• Aim of the exercise: Restate the entries word for word, omitting nothing.

• Provided records:
•••••

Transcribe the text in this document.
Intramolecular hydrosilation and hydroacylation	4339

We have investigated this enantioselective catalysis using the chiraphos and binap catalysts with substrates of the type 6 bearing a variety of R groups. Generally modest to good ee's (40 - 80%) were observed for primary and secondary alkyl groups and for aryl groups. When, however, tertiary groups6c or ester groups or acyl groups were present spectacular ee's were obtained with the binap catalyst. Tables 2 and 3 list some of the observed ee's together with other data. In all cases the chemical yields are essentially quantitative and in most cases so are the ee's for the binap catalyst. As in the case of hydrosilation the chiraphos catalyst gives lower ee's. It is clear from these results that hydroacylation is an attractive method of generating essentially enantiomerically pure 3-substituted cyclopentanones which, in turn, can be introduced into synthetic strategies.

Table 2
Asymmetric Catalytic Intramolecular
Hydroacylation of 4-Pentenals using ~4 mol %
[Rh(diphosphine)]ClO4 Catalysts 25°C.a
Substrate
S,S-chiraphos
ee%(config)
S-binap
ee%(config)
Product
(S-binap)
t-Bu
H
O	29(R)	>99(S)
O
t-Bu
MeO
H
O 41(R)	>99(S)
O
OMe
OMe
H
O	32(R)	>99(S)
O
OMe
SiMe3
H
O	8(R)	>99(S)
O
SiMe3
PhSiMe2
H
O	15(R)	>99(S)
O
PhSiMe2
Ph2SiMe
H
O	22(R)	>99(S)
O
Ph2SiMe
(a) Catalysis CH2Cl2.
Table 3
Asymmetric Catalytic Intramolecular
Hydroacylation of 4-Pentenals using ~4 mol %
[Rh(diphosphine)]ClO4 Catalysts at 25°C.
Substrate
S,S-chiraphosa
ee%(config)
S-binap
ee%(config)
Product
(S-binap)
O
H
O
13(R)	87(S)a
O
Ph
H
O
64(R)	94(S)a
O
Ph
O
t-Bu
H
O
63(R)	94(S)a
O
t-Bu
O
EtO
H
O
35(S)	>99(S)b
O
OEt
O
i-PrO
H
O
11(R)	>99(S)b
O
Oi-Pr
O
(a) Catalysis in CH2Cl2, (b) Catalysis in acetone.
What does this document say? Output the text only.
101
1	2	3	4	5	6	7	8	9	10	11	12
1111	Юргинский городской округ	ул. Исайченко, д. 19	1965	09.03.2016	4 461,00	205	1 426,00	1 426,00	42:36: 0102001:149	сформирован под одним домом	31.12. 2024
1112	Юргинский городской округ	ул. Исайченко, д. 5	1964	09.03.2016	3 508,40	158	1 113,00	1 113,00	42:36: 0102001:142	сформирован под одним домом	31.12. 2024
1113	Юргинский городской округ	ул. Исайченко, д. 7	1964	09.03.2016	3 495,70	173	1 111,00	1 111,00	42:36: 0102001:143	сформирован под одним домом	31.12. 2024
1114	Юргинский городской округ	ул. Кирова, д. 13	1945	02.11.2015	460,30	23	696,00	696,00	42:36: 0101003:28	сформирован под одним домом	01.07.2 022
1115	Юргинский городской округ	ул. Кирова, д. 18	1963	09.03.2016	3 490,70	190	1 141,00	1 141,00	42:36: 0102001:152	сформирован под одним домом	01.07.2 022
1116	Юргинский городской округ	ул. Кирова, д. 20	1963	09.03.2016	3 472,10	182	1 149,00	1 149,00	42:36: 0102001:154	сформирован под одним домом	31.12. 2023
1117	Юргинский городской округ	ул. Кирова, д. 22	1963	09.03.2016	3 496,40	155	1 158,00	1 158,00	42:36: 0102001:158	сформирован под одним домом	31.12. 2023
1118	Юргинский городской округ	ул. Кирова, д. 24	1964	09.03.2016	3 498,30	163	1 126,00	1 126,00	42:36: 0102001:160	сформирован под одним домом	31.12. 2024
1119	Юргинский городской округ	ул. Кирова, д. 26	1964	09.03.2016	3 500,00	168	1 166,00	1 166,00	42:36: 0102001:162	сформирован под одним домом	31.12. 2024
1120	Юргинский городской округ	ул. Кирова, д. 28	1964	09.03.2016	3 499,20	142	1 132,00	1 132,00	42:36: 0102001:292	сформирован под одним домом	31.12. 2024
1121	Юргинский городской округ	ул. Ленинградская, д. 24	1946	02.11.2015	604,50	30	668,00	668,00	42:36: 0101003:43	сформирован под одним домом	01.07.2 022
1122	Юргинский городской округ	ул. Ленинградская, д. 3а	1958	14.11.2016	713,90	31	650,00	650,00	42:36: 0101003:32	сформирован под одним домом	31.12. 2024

•••••

• The response:
Transcribe the text in this document.
Intramolecular hydrosilation and hydroacylation	4339

We have investigated this enantioselective catalysis using the chiraphos and binap catalysts with substrates of the type 6 bearing a variety of R groups. Generally modest to good ee's (40 - 80%) were observed for primary and secondary alkyl groups and for aryl groups. When, however, tertiary groups6c or ester groups or acyl groups were present spectacular ee's were obtained with the binap catalyst. Tables 2 and 3 list some of the observed ee's together with other data. In all cases the chemical yields are essentially quantitative and in most cases so are the ee's for the binap catalyst. As in the case of hydrosilation the chiraphos catalyst gives lower ee's. It is clear from these results that hydroacylation is an attractive method of generating essentially enantiomerically pure 3-substituted cyclopentanones which, in turn, can be introduced into synthetic strategies.

Table 2
Asymmetric Catalytic Intramolecular
Hydroacylation of 4-Pentenals using ~4 mol %
[Rh(diphosphine)]ClO4 Catalysts 25°C.a
Substrate
S,S-chiraphos
ee%(config)
S-binap
ee%(config)
Product
(S-binap)
t-Bu
H
O	29(R)	>99(S)
O
t-Bu
MeO
H
O 41(R)	>99(S)
O
OMe
OMe
H
O	32(R)	>99(S)
O
OMe
SiMe3
H
O	8(R)	>99(S)
O
SiMe3
PhSiMe2
H
O	15(R)	>99(S)
O
PhSiMe2
Ph2SiMe
H
O	22(R)	>99(S)
O
Ph2SiMe
(a) Catalysis CH2Cl2.
Table 3
Asymmetric Catalytic Intramolecular
Hydroacylation of 4-Pentenals using ~4 mol %
[Rh(diphosphine)]ClO4 Catalysts at 25°C.
Substrate
S,S-chiraphosa
ee%(config)
S-binap
ee%(config)
Product
(S-binap)
O
H
O
13(R)	87(S)a
O
Ph
H
O
64(R)	94(S)a
O
Ph
O
t-Bu
H
O
63(R)	94(S)a
O
t-Bu
O
EtO
H
O
35(S)	>99(S)b
O
OEt
O
i-PrO
H
O
11(R)	>99(S)b
O
Oi-Pr
O
(a) Catalysis in CH2Cl2, (b) Catalysis in acetone.
What does this document say? Output the text only.
101
1	2	3	4	5	6	7	8	9	10	11	12
1111	Юргинский городской округ	ул. Исайченко, д. 19	1965	09.03.2016	4 461,00	205	1 426,00	1 426,00	42:36: 0102001:149	сформирован под одним домом	31.12. 2024
1112	Юргинский городской округ	ул. Исайченко, д. 5	1964	09.03.2016	3 508,40	158	1 113,00	1 113,00	42:36: 0102001:142	сформирован под одним домом	31.12. 2024
1113	Юргинский городской округ	ул. Исайченко, д. 7	1964	09.03.2016	3 495,70	173	1 111,00	1 111,00	42:36: 0102001:143	сформирован под одним домом	31.12. 2024
1114	Юргинский городской округ	ул. Кирова, д. 13	1945	02.11.2015	460,30	23	696,00	696,00	42:36: 0101003:28	сформирован под одним домом	01.07.2 022
1115	Юргинский городской округ	ул. Кирова, д. 18	1963	09.03.2016	3 490,70	190	1 141,00	1 141,00	42:36: 0102001:152	сформирован под одним домом	01.07.2 022
1116	Юргинский городской округ	ул. Кирова, д. 20	1963	09.03.2016	3 472,10	182	1 149,00	1 149,00	42:36: 0102001:154	сформирован под одним домом	31.12. 2023
1117	Юргинский городской округ	ул. Кирова, д. 22	1963	09.03.2016	3 496,40	155	1 158,00	1 158,00	42:36: 0102001:158	сформирован под одним домом	31.12. 2023
1118	Юргинский городской округ	ул. Кирова, д. 24	1964	09.03.2016	3 498,30	163	1 126,00	1 126,00	42:36: 0102001:160	сформирован под одним домом	31.12. 2024
1119	Юргинский городской округ	ул. Кирова, д. 26	1964	09.03.2016	3 500,00	168	1 166,00	1 166,00	42:36: 0102001:162	сформирован под одним домом	31.12. 2024
1120	Юргинский городской округ	ул. Кирова, д. 28	1964	09.03.2016	3 499,20	142	1 132,00	1 132,00	42:36: 0102001:292	сформирован под одним домом	31.12. 2024
1121	Юргинский городской округ	ул. Ленинградская, д. 24	1946	02.11.2015	604,50	30	668,00	668,00	42:36: 0101003:43	сформирован под одним домом	01.07.2 022
1122	Юргинский городской округ	ул. Ленинградская, д. 3а	1958	14.11.2016	713,90	31	650,00	650,00	42:36: 0101003:32	сформирован под одним домом	31.12. 2024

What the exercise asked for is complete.